### [EXERCISE BRIEF]
All lines in which the word "navn" occurs are to be extracted.

** Start of DATA ENTRIES **

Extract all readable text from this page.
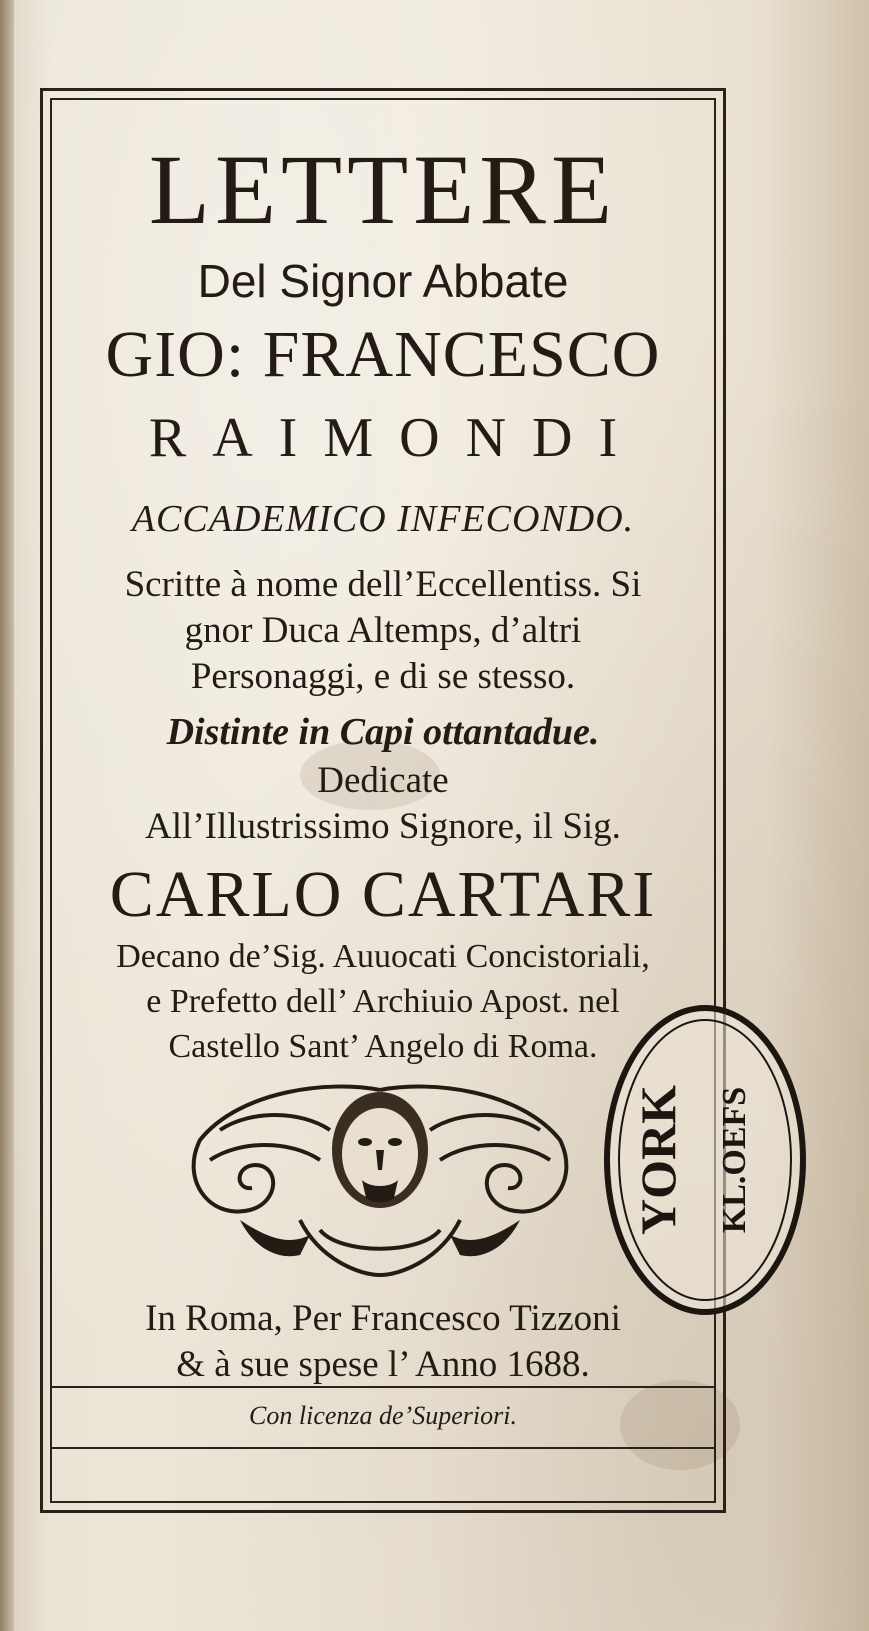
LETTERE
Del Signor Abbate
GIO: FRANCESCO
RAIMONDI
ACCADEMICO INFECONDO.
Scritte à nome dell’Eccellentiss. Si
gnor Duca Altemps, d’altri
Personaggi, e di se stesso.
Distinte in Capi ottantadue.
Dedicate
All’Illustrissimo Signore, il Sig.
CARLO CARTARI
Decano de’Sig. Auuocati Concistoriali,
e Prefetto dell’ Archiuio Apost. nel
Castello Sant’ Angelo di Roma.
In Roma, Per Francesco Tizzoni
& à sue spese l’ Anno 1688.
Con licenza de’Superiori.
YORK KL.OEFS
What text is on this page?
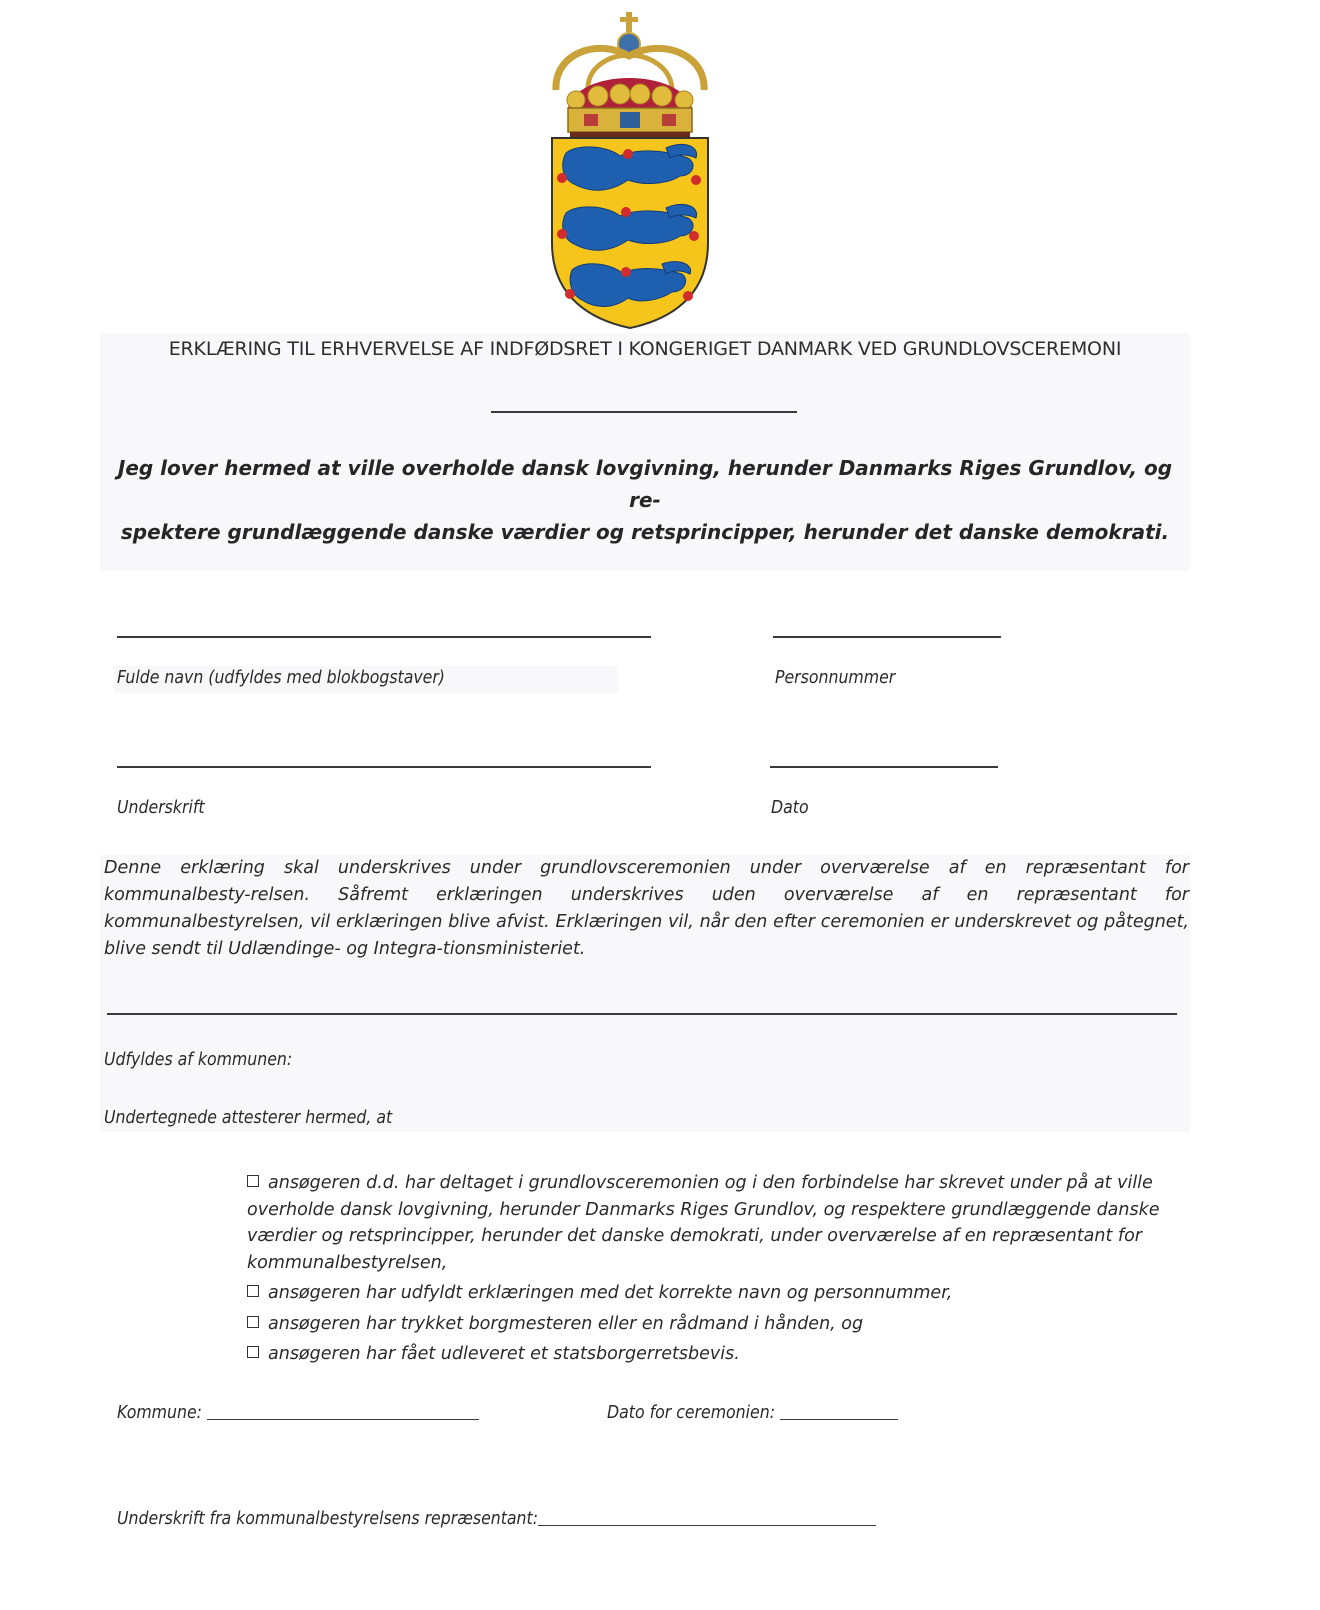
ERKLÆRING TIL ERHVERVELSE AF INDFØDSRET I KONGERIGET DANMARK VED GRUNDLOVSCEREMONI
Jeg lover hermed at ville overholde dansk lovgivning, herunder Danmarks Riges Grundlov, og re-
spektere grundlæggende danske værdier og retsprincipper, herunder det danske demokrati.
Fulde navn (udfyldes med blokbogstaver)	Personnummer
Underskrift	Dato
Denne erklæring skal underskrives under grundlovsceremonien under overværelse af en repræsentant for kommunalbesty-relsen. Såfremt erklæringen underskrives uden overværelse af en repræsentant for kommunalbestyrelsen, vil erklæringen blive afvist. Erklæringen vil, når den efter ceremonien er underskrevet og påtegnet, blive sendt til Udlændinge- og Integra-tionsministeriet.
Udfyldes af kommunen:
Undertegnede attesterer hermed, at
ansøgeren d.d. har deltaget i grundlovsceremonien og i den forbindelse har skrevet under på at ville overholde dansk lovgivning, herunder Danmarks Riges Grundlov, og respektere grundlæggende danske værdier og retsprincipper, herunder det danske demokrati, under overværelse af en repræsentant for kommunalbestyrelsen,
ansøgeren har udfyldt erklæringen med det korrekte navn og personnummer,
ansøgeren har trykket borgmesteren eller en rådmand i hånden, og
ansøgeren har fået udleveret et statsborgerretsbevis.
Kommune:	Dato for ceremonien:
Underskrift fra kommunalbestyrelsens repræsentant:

** End of DATA ENTRIES **
** Start of DATA ENTRIES **

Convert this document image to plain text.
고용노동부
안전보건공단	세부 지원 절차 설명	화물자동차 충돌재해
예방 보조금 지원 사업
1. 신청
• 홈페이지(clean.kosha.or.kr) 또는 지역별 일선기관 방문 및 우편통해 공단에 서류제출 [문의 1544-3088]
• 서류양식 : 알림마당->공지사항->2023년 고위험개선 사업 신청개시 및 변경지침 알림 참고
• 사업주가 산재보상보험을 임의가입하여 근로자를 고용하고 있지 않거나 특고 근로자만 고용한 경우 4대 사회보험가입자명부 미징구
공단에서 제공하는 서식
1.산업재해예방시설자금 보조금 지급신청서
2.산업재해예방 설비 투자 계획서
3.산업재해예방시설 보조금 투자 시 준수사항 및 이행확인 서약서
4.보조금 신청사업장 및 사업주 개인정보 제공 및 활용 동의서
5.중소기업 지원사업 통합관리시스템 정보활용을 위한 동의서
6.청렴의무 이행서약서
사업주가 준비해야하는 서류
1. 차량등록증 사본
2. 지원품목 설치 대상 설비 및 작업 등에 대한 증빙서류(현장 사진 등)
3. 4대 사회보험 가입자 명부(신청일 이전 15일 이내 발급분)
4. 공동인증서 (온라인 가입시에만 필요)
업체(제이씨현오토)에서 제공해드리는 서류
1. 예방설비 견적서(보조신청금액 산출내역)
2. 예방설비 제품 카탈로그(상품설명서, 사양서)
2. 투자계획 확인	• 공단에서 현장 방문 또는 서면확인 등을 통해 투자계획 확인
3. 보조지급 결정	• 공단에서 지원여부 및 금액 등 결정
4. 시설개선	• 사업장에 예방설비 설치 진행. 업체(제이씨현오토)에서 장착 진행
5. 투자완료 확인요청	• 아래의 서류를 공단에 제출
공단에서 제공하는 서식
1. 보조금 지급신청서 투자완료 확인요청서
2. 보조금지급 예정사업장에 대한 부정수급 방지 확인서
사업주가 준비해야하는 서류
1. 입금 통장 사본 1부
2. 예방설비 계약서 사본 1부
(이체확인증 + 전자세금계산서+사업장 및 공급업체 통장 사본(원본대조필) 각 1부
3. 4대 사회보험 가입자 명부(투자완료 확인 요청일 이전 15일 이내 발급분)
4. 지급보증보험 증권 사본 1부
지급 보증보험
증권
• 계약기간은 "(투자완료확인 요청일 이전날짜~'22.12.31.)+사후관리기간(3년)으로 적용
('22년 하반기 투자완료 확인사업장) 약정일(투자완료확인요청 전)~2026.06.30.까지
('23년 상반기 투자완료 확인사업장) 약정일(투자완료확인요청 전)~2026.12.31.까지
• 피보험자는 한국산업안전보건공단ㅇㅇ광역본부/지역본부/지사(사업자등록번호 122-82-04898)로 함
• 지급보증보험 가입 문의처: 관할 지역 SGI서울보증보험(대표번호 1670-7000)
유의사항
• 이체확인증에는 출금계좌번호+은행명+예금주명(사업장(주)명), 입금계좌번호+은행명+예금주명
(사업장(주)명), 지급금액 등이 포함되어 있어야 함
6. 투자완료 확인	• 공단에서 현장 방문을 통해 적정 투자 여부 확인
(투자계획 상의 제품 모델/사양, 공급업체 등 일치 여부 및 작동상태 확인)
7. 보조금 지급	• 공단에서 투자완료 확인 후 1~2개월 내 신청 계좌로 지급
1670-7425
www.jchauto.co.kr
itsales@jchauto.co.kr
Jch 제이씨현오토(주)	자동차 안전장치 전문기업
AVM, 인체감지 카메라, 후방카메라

** End of DATA ENTRIES **
** Start of DATA ENTRIES **

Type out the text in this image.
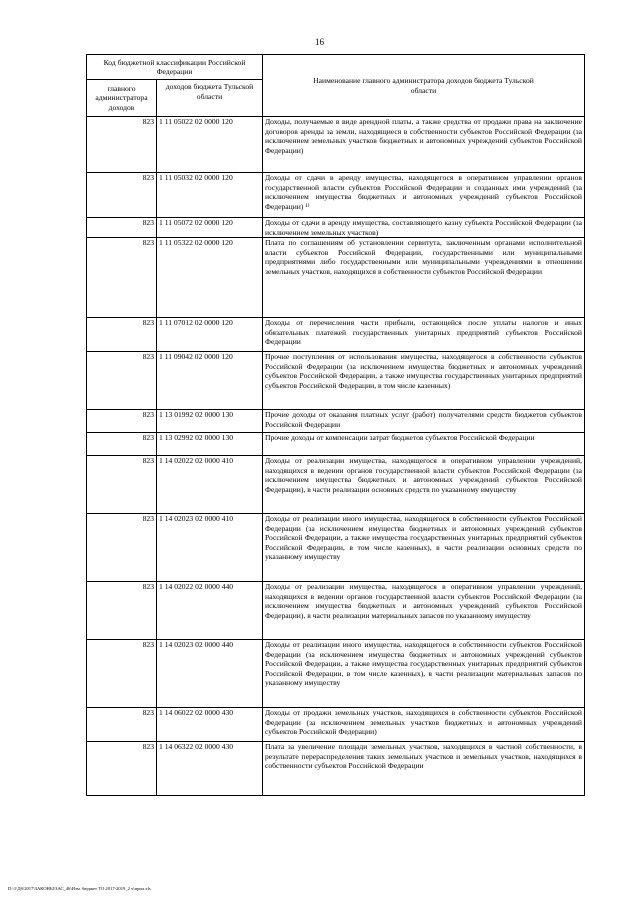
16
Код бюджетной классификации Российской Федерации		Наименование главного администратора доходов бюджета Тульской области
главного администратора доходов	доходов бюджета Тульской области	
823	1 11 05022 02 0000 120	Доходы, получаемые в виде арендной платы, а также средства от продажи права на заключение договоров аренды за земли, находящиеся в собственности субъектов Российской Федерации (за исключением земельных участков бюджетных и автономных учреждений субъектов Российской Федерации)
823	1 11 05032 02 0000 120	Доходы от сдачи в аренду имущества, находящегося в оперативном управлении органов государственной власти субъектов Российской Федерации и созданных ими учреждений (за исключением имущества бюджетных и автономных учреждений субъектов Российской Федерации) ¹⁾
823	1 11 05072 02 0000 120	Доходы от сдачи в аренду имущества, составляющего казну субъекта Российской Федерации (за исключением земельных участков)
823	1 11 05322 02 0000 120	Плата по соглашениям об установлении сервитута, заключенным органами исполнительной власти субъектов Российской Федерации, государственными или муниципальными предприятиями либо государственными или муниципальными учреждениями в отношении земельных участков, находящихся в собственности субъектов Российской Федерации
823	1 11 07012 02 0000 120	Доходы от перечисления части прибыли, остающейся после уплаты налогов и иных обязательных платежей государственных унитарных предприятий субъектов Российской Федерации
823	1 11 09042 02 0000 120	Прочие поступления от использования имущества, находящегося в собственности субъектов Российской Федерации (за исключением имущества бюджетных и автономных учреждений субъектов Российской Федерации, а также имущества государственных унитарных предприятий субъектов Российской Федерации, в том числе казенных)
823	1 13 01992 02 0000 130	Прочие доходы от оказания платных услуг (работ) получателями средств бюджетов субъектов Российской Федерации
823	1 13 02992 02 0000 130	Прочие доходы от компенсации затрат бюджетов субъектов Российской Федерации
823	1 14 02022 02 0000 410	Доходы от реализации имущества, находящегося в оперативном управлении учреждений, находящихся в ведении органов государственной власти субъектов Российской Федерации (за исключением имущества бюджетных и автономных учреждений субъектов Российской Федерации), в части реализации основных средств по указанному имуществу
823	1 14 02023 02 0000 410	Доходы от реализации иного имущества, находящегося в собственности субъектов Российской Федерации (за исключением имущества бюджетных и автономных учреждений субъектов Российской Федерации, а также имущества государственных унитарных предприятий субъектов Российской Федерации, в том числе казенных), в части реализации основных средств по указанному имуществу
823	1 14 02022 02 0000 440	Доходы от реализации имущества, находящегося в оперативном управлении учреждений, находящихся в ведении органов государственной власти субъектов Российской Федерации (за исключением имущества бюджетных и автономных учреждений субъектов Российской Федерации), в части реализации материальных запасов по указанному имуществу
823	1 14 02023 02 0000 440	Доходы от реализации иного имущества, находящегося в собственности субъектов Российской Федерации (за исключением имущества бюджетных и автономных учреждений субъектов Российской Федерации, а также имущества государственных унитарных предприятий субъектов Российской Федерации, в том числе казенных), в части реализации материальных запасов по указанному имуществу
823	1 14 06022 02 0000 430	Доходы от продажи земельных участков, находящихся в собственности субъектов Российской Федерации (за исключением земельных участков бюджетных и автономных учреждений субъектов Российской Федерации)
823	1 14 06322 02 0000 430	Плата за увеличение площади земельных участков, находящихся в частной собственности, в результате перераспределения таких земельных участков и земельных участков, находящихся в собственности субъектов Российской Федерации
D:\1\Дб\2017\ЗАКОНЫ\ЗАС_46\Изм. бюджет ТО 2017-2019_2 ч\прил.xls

** End of DATA ENTRIES **

### [TASK SOLUTION]
Fulde navn (udfyldes med blokbogstaver)	Personnummer
ansøgeren har udfyldt erklæringen med det korrekte navn og personnummer,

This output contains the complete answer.